The listing below is the input. Say how many of its lines contain "Реконструкция", giving the number alone.

# Start of Extracted data

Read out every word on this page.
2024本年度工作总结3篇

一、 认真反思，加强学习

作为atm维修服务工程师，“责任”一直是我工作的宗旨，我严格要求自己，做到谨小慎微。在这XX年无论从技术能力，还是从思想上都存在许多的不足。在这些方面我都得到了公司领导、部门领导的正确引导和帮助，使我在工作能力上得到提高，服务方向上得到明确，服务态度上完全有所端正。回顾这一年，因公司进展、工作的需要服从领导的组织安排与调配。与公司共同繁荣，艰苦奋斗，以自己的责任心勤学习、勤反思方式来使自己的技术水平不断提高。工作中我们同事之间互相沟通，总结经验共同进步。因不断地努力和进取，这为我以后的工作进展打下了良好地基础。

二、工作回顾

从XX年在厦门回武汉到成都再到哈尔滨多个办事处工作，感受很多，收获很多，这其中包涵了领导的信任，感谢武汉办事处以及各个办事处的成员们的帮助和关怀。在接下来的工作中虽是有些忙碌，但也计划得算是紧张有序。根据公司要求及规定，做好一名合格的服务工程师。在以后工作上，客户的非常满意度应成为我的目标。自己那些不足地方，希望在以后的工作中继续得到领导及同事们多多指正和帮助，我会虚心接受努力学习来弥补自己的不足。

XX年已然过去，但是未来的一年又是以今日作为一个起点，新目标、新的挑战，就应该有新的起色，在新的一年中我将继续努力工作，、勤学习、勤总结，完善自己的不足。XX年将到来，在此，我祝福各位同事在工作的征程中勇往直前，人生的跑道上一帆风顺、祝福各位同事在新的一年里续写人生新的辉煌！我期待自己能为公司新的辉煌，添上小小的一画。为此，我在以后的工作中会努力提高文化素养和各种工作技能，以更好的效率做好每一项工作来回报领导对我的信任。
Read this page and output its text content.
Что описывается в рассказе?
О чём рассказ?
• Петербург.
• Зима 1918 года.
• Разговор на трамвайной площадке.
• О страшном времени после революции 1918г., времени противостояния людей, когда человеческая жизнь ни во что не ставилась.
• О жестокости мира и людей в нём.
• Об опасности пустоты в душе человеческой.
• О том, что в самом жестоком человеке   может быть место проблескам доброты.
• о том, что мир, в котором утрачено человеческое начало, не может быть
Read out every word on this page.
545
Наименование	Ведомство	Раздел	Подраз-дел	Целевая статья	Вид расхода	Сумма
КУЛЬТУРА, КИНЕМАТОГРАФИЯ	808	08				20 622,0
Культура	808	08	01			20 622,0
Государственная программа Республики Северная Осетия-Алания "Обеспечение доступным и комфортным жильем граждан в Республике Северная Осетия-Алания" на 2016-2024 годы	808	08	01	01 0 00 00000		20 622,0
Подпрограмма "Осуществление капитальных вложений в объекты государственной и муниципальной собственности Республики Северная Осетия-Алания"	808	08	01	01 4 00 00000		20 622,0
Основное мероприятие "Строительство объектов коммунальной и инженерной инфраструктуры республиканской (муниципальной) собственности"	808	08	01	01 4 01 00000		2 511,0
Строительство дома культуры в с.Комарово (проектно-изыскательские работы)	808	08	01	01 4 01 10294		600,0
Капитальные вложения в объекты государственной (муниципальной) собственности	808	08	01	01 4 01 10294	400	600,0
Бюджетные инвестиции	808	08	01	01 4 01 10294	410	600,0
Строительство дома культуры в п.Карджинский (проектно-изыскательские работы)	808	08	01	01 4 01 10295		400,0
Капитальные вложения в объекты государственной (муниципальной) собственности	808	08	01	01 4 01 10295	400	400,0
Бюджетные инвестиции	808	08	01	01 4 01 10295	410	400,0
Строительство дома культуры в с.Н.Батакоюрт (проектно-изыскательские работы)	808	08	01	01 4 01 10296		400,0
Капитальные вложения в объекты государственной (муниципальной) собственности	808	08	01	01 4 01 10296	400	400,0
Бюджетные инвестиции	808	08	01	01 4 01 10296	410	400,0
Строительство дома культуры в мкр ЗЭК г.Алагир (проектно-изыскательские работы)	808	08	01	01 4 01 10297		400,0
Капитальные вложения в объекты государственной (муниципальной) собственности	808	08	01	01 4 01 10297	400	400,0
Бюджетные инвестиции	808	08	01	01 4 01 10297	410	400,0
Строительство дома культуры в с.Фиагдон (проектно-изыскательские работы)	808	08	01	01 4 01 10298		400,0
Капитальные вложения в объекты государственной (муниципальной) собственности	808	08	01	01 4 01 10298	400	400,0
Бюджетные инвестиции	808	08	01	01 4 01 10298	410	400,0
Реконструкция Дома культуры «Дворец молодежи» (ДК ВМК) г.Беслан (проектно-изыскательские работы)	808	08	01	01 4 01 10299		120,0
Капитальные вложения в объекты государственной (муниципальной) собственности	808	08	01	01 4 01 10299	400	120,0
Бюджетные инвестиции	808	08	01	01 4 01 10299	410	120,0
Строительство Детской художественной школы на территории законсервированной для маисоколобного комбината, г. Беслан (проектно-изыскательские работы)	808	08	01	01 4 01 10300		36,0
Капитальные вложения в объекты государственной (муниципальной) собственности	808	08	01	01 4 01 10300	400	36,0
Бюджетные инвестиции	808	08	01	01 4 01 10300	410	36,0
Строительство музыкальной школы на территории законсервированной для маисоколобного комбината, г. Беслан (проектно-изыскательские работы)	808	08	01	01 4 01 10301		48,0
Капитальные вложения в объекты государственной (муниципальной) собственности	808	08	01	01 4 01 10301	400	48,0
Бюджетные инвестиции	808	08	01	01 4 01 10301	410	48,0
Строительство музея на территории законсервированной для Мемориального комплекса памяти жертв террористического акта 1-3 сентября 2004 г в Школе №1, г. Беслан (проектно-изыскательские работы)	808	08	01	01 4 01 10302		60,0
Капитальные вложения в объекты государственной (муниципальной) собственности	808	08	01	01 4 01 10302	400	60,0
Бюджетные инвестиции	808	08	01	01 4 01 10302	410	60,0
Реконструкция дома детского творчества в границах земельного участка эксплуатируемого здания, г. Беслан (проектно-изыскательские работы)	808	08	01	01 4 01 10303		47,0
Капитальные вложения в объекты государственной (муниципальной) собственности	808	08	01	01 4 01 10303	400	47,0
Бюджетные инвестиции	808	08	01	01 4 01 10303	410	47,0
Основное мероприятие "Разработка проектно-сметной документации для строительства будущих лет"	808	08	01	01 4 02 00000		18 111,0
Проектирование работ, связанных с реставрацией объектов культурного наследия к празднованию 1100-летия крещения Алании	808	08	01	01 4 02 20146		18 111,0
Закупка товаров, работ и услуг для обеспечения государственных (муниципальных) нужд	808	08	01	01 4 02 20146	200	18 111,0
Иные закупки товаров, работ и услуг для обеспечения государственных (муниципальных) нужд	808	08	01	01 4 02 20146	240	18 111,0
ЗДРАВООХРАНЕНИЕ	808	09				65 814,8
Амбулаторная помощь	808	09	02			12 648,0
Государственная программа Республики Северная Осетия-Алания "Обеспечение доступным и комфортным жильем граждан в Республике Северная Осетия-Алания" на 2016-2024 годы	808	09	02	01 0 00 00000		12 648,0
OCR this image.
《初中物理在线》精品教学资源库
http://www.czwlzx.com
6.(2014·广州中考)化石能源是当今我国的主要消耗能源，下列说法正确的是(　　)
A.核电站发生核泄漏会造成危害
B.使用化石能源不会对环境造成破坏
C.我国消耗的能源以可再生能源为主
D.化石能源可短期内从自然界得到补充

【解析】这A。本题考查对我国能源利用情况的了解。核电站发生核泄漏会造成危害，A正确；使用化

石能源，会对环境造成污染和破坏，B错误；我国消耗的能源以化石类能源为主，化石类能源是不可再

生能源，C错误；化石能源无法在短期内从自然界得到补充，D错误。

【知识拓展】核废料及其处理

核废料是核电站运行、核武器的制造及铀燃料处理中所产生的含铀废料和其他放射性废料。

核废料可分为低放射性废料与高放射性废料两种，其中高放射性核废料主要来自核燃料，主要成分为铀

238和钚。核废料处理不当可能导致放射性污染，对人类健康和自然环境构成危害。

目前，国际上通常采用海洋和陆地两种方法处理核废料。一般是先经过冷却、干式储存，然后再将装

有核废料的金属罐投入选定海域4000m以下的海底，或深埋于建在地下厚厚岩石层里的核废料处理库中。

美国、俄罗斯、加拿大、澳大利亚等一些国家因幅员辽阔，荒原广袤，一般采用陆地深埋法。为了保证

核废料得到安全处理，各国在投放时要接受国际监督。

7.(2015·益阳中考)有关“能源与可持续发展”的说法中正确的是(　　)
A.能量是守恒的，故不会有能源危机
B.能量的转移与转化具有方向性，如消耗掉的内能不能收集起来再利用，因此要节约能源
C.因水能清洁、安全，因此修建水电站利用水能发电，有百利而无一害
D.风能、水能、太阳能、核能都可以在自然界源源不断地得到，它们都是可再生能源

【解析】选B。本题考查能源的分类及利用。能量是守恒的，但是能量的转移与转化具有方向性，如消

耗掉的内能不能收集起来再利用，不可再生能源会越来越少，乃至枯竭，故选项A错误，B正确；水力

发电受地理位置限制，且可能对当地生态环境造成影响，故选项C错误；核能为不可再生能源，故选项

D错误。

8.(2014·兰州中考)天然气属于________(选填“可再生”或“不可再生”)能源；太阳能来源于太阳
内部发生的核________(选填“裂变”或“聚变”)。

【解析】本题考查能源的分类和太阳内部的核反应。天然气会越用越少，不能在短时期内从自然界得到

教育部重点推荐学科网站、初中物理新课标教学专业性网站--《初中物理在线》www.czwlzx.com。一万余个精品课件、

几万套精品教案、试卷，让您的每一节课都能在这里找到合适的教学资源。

# End of Extracted data

● **In response**:
2